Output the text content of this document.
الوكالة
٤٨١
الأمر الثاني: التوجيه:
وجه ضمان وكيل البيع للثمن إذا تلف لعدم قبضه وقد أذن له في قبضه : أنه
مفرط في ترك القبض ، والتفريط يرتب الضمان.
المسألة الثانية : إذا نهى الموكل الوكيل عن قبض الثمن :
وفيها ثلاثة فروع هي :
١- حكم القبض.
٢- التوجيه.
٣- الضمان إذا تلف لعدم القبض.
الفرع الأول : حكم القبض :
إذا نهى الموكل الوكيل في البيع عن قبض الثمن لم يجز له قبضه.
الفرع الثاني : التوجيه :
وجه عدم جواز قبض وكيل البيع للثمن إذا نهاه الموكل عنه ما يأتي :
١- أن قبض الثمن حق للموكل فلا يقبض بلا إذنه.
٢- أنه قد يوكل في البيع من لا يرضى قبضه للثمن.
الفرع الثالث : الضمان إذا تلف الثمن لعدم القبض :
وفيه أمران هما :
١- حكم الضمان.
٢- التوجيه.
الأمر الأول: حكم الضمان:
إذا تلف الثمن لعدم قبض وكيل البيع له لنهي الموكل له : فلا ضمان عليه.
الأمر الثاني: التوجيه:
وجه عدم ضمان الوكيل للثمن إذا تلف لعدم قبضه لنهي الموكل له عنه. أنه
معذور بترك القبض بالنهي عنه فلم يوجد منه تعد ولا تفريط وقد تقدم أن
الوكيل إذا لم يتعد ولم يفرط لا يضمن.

++++++++++

**WORK REQUIRED**
Repeat the entries shown above, every one, word for word.

**THE RESPONSE**
Output the text content of this document.
الوكالة
٤٨١
الأمر الثاني: التوجيه:
وجه ضمان وكيل البيع للثمن إذا تلف لعدم قبضه وقد أذن له في قبضه : أنه
مفرط في ترك القبض ، والتفريط يرتب الضمان.
المسألة الثانية : إذا نهى الموكل الوكيل عن قبض الثمن :
وفيها ثلاثة فروع هي :
١- حكم القبض.
٢- التوجيه.
٣- الضمان إذا تلف لعدم القبض.
الفرع الأول : حكم القبض :
إذا نهى الموكل الوكيل في البيع عن قبض الثمن لم يجز له قبضه.
الفرع الثاني : التوجيه :
وجه عدم جواز قبض وكيل البيع للثمن إذا نهاه الموكل عنه ما يأتي :
١- أن قبض الثمن حق للموكل فلا يقبض بلا إذنه.
٢- أنه قد يوكل في البيع من لا يرضى قبضه للثمن.
الفرع الثالث : الضمان إذا تلف الثمن لعدم القبض :
وفيه أمران هما :
١- حكم الضمان.
٢- التوجيه.
الأمر الأول: حكم الضمان:
إذا تلف الثمن لعدم قبض وكيل البيع له لنهي الموكل له : فلا ضمان عليه.
الأمر الثاني: التوجيه:
وجه عدم ضمان الوكيل للثمن إذا تلف لعدم قبضه لنهي الموكل له عنه. أنه
معذور بترك القبض بالنهي عنه فلم يوجد منه تعد ولا تفريط وقد تقدم أن
الوكيل إذا لم يتعد ولم يفرط لا يضمن.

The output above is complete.